▸ **Exercise goal**
Please copy every row below line for line without changing anything, and leave the pictures out of your copy.
--- begin Source records ---
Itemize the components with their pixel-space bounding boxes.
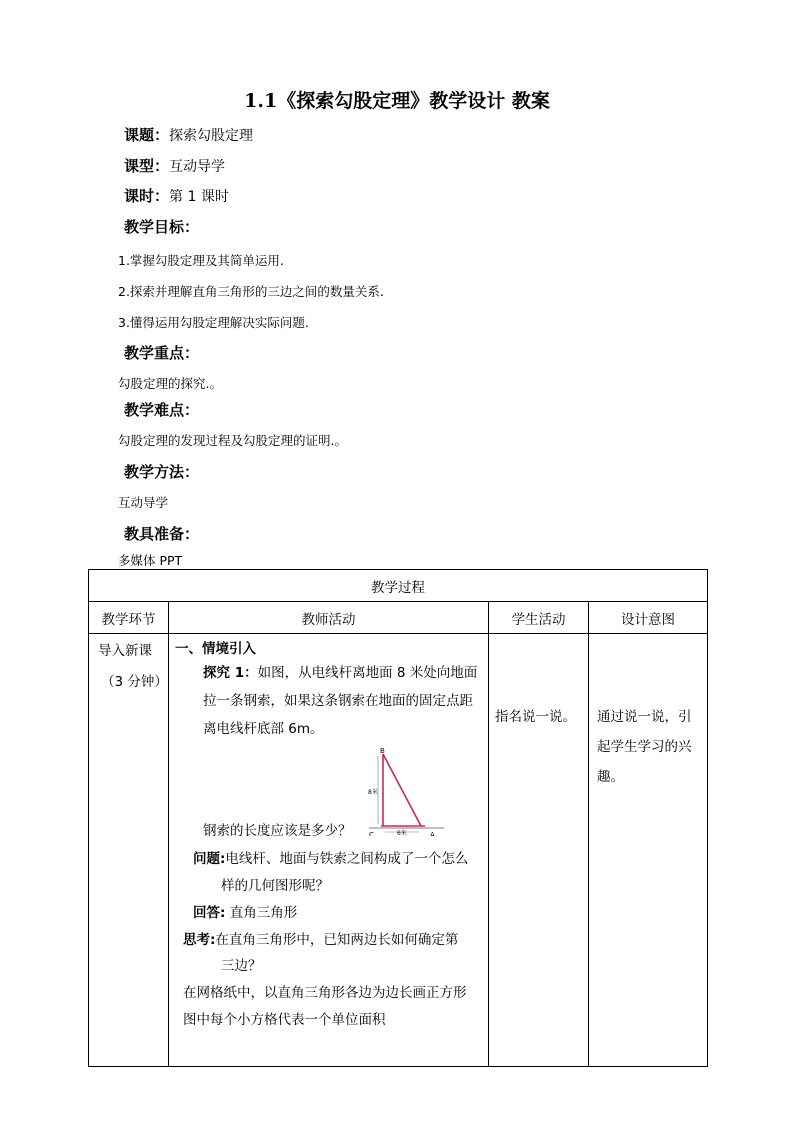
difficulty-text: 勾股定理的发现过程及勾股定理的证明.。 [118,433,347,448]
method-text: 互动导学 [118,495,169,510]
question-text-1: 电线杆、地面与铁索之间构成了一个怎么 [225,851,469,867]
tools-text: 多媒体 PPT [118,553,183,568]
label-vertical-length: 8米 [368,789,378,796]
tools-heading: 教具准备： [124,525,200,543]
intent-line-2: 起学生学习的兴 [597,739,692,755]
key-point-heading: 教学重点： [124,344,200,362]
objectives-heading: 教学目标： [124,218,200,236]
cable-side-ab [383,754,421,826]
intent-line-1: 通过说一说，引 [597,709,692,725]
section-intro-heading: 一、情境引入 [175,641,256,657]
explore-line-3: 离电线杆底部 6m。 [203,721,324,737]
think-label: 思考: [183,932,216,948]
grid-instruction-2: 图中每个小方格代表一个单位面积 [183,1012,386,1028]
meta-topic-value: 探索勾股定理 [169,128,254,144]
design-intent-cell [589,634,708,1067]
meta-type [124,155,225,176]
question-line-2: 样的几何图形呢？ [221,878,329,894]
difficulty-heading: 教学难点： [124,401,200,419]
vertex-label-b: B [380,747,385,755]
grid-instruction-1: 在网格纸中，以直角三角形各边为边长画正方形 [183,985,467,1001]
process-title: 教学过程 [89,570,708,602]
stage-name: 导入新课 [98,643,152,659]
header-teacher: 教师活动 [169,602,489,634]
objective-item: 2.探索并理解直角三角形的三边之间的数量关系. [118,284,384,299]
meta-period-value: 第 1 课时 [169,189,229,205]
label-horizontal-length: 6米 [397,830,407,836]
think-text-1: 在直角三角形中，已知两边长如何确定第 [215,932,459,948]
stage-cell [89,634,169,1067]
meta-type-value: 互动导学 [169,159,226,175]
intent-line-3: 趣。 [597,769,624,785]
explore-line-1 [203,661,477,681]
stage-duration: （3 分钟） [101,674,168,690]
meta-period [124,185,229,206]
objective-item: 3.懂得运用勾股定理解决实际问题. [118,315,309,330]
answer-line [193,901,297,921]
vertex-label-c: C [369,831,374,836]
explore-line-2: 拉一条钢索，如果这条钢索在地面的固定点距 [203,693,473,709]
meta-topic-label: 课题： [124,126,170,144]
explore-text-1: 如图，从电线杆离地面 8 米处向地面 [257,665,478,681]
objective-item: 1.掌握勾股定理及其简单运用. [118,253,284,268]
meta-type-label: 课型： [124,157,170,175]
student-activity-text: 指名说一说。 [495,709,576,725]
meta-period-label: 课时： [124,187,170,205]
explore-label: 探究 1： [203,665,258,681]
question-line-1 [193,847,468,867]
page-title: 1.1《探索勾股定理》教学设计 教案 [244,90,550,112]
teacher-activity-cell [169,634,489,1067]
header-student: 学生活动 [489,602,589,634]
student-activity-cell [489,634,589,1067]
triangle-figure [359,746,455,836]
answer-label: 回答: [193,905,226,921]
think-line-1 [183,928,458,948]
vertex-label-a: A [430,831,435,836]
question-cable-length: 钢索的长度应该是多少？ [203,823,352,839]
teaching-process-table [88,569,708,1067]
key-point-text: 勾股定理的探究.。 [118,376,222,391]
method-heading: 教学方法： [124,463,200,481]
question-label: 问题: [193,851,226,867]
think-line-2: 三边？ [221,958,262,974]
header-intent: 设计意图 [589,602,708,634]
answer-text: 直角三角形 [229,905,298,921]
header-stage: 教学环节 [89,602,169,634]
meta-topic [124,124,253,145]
--- end Source records ---
▸ **Task response**
Itemize the components with their pixel-space bounding boxes.
difficulty-text: 勾股定理的发现过程及勾股定理的证明.。 [118,433,347,448]
method-text: 互动导学 [118,495,169,510]
question-text-1: 电线杆、地面与铁索之间构成了一个怎么 [225,851,469,867]
tools-text: 多媒体 PPT [118,553,183,568]
label-vertical-length: 8米 [368,789,378,796]
tools-heading: 教具准备： [124,525,200,543]
intent-line-2: 起学生学习的兴 [597,739,692,755]
key-point-heading: 教学重点： [124,344,200,362]
objectives-heading: 教学目标： [124,218,200,236]
cable-side-ab [383,754,421,826]
intent-line-1: 通过说一说，引 [597,709,692,725]
section-intro-heading: 一、情境引入 [175,641,256,657]
explore-line-3: 离电线杆底部 6m。 [203,721,324,737]
think-label: 思考: [183,932,216,948]
grid-instruction-2: 图中每个小方格代表一个单位面积 [183,1012,386,1028]
meta-topic-value: 探索勾股定理 [169,128,254,144]
design-intent-cell [589,634,708,1067]
meta-type [124,155,225,176]
question-line-2: 样的几何图形呢？ [221,878,329,894]
difficulty-heading: 教学难点： [124,401,200,419]
vertex-label-b: B [380,747,385,755]
grid-instruction-1: 在网格纸中，以直角三角形各边为边长画正方形 [183,985,467,1001]
process-title: 教学过程 [89,570,708,602]
stage-name: 导入新课 [98,643,152,659]
header-teacher: 教师活动 [169,602,489,634]
objective-item: 2.探索并理解直角三角形的三边之间的数量关系. [118,284,384,299]
meta-period-value: 第 1 课时 [169,189,229,205]
label-horizontal-length: 6米 [397,830,407,836]
think-text-1: 在直角三角形中，已知两边长如何确定第 [215,932,459,948]
stage-cell [89,634,169,1067]
meta-type-value: 互动导学 [169,159,226,175]
intent-line-3: 趣。 [597,769,624,785]
explore-line-1 [203,661,477,681]
stage-duration: （3 分钟） [101,674,168,690]
meta-period [124,185,229,206]
objective-item: 3.懂得运用勾股定理解决实际问题. [118,315,309,330]
answer-line [193,901,297,921]
vertex-label-c: C [369,831,374,836]
explore-line-2: 拉一条钢索，如果这条钢索在地面的固定点距 [203,693,473,709]
meta-topic-label: 课题： [124,126,170,144]
explore-text-1: 如图，从电线杆离地面 8 米处向地面 [257,665,478,681]
objective-item: 1.掌握勾股定理及其简单运用. [118,253,284,268]
meta-type-label: 课型： [124,157,170,175]
student-activity-text: 指名说一说。 [495,709,576,725]
meta-period-label: 课时： [124,187,170,205]
explore-label: 探究 1： [203,665,258,681]
question-line-1 [193,847,468,867]
page-title: 1.1《探索勾股定理》教学设计 教案 [244,90,550,112]
teacher-activity-cell [169,634,489,1067]
header-student: 学生活动 [489,602,589,634]
student-activity-cell [489,634,589,1067]
triangle-figure [359,746,455,836]
answer-label: 回答: [193,905,226,921]
think-line-1 [183,928,458,948]
vertex-label-a: A [430,831,435,836]
question-cable-length: 钢索的长度应该是多少？ [203,823,352,839]
teaching-process-table [88,569,708,1067]
key-point-text: 勾股定理的探究.。 [118,376,222,391]
method-heading: 教学方法： [124,463,200,481]
question-label: 问题: [193,851,226,867]
think-line-2: 三边？ [221,958,262,974]
header-intent: 设计意图 [589,602,708,634]
answer-text: 直角三角形 [229,905,298,921]
header-stage: 教学环节 [89,602,169,634]
meta-topic [124,124,253,145]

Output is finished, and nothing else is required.